■ Exercise brief:
Update the items below by changing each "Administrator" to "Editor" and keep every other character the same.

[Raw records]
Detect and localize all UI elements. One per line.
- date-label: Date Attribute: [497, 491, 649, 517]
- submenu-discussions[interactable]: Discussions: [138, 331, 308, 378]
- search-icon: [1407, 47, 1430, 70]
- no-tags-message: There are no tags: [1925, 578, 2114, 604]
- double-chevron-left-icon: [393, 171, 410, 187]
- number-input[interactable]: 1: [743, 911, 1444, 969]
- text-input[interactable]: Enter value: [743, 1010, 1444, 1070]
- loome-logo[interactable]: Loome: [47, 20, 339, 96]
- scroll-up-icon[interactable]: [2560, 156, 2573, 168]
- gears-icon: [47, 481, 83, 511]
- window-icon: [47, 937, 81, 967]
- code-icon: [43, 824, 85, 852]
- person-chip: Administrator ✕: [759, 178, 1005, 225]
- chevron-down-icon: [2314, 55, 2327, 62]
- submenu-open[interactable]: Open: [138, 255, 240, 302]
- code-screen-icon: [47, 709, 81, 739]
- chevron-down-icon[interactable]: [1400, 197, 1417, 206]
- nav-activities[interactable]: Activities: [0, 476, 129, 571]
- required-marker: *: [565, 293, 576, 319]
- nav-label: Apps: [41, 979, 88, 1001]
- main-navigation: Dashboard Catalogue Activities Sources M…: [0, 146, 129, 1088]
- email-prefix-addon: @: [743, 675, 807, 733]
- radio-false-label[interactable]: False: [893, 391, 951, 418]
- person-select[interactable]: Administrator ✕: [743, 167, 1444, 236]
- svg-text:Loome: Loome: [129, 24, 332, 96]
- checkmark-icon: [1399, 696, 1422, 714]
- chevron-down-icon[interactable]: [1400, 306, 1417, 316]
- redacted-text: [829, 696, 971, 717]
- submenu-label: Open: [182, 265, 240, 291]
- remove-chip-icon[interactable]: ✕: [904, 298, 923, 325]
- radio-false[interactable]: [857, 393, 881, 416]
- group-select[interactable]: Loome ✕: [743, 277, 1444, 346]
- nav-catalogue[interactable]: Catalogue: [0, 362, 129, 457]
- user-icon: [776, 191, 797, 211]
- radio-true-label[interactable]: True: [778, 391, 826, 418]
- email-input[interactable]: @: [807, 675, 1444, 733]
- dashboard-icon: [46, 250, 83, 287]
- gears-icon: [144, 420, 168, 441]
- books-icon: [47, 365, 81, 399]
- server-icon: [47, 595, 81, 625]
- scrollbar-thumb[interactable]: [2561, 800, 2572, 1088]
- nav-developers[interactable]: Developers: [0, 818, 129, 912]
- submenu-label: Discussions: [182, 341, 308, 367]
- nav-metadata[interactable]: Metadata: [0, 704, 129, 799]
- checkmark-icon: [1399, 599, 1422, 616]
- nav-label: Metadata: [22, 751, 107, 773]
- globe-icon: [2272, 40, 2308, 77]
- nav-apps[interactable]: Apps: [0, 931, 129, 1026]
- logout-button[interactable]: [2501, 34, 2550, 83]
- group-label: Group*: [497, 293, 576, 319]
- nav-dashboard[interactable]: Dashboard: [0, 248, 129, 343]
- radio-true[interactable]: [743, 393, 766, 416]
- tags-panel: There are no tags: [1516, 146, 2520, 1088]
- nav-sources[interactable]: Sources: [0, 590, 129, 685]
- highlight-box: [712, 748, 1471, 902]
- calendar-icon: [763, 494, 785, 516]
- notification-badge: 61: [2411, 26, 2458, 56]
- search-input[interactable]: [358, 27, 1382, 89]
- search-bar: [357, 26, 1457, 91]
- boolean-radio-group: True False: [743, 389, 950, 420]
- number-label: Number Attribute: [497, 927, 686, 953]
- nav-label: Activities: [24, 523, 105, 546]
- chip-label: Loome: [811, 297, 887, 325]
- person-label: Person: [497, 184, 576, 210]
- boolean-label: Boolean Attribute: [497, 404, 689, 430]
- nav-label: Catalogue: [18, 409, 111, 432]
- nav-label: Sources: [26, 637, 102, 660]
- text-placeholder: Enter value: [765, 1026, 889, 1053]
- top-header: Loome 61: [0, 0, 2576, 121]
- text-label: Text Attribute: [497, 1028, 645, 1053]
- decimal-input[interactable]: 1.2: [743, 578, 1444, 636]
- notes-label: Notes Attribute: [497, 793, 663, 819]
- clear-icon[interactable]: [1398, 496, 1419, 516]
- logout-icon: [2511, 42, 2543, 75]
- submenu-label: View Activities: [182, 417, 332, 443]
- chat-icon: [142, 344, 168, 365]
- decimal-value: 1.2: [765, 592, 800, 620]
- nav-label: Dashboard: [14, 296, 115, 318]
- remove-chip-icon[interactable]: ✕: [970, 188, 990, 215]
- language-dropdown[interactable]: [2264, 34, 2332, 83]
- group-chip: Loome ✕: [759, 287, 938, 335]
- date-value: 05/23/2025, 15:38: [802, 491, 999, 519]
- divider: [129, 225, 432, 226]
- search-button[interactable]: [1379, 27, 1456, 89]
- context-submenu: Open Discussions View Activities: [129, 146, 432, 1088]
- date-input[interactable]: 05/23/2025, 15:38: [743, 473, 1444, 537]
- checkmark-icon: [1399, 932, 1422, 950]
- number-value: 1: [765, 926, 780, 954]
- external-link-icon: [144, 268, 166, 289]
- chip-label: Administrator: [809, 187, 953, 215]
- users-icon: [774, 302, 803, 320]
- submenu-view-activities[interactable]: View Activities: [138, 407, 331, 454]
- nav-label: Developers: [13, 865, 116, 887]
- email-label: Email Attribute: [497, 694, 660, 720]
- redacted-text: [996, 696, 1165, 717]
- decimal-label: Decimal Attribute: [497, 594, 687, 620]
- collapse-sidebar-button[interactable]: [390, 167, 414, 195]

■ The reply:
Detect and localize all UI elements. One per line.
- date-label: Date Attribute: [497, 491, 649, 517]
- submenu-discussions[interactable]: Discussions: [138, 331, 308, 378]
- search-icon: [1407, 47, 1430, 70]
- no-tags-message: There are no tags: [1925, 578, 2114, 604]
- double-chevron-left-icon: [393, 171, 410, 187]
- number-input[interactable]: 1: [743, 911, 1444, 969]
- text-input[interactable]: Enter value: [743, 1010, 1444, 1070]
- loome-logo[interactable]: Loome: [47, 20, 339, 96]
- scroll-up-icon[interactable]: [2560, 156, 2573, 168]
- gears-icon: [47, 481, 83, 511]
- window-icon: [47, 937, 81, 967]
- code-icon: [43, 824, 85, 852]
- person-chip: Editor ✕: [759, 178, 1005, 225]
- chevron-down-icon: [2314, 55, 2327, 62]
- submenu-open[interactable]: Open: [138, 255, 240, 302]
- code-screen-icon: [47, 709, 81, 739]
- chevron-down-icon[interactable]: [1400, 197, 1417, 206]
- nav-activities[interactable]: Activities: [0, 476, 129, 571]
- required-marker: *: [565, 293, 576, 319]
- nav-label: Apps: [41, 979, 88, 1001]
- main-navigation: Dashboard Catalogue Activities Sources M…: [0, 146, 129, 1088]
- email-prefix-addon: @: [743, 675, 807, 733]
- radio-false-label[interactable]: False: [893, 391, 951, 418]
- person-select[interactable]: Editor ✕: [743, 167, 1444, 236]
- svg-text:Loome: Loome: [129, 24, 332, 96]
- checkmark-icon: [1399, 696, 1422, 714]
- chevron-down-icon[interactable]: [1400, 306, 1417, 316]
- redacted-text: [829, 696, 971, 717]
- submenu-label: Open: [182, 265, 240, 291]
- remove-chip-icon[interactable]: ✕: [904, 298, 923, 325]
- radio-false[interactable]: [857, 393, 881, 416]
- group-select[interactable]: Loome ✕: [743, 277, 1444, 346]
- nav-catalogue[interactable]: Catalogue: [0, 362, 129, 457]
- user-icon: [776, 191, 797, 211]
- radio-true-label[interactable]: True: [778, 391, 826, 418]
- email-input[interactable]: @: [807, 675, 1444, 733]
- dashboard-icon: [46, 250, 83, 287]
- gears-icon: [144, 420, 168, 441]
- books-icon: [47, 365, 81, 399]
- server-icon: [47, 595, 81, 625]
- scrollbar-thumb[interactable]: [2561, 800, 2572, 1088]
- nav-developers[interactable]: Developers: [0, 818, 129, 912]
- submenu-label: Discussions: [182, 341, 308, 367]
- nav-metadata[interactable]: Metadata: [0, 704, 129, 799]
- checkmark-icon: [1399, 599, 1422, 616]
- nav-label: Metadata: [22, 751, 107, 773]
- globe-icon: [2272, 40, 2308, 77]
- nav-apps[interactable]: Apps: [0, 931, 129, 1026]
- logout-button[interactable]: [2501, 34, 2550, 83]
- group-label: Group*: [497, 293, 576, 319]
- nav-dashboard[interactable]: Dashboard: [0, 248, 129, 343]
- radio-true[interactable]: [743, 393, 766, 416]
- tags-panel: There are no tags: [1516, 146, 2520, 1088]
- nav-sources[interactable]: Sources: [0, 590, 129, 685]
- highlight-box: [712, 748, 1471, 902]
- calendar-icon: [763, 494, 785, 516]
- notification-badge: 61: [2411, 26, 2458, 56]
- search-input[interactable]: [358, 27, 1382, 89]
- search-bar: [357, 26, 1457, 91]
- boolean-radio-group: True False: [743, 389, 950, 420]
- number-label: Number Attribute: [497, 927, 686, 953]
- nav-label: Activities: [24, 523, 105, 546]
- chip-label: Loome: [811, 297, 887, 325]
- person-label: Person: [497, 184, 576, 210]
- boolean-label: Boolean Attribute: [497, 404, 689, 430]
- nav-label: Catalogue: [18, 409, 111, 432]
- nav-label: Sources: [26, 637, 102, 660]
- text-placeholder: Enter value: [765, 1026, 889, 1053]
- top-header: Loome 61: [0, 0, 2576, 121]
- text-label: Text Attribute: [497, 1028, 645, 1053]
- decimal-input[interactable]: 1.2: [743, 578, 1444, 636]
- notes-label: Notes Attribute: [497, 793, 663, 819]
- clear-icon[interactable]: [1398, 496, 1419, 516]
- logout-icon: [2511, 42, 2543, 75]
- submenu-label: View Activities: [182, 417, 332, 443]
- chat-icon: [142, 344, 168, 365]
- decimal-value: 1.2: [765, 592, 800, 620]
- nav-label: Dashboard: [14, 296, 115, 318]
- remove-chip-icon[interactable]: ✕: [970, 188, 990, 215]
- language-dropdown[interactable]: [2264, 34, 2332, 83]
- group-chip: Loome ✕: [759, 287, 938, 335]
- date-value: 05/23/2025, 15:38: [802, 491, 999, 519]
- divider: [129, 225, 432, 226]
- search-button[interactable]: [1379, 27, 1456, 89]
- context-submenu: Open Discussions View Activities: [129, 146, 432, 1088]
- date-input[interactable]: 05/23/2025, 15:38: [743, 473, 1444, 537]
- checkmark-icon: [1399, 932, 1422, 950]
- number-value: 1: [765, 926, 780, 954]
- external-link-icon: [144, 268, 166, 289]
- chip-label: Editor: [809, 187, 953, 215]
- users-icon: [774, 302, 803, 320]
- submenu-view-activities[interactable]: View Activities: [138, 407, 331, 454]
- nav-label: Developers: [13, 865, 116, 887]
- email-label: Email Attribute: [497, 694, 660, 720]
- redacted-text: [996, 696, 1165, 717]
- decimal-label: Decimal Attribute: [497, 594, 687, 620]
- collapse-sidebar-button[interactable]: [390, 167, 414, 195]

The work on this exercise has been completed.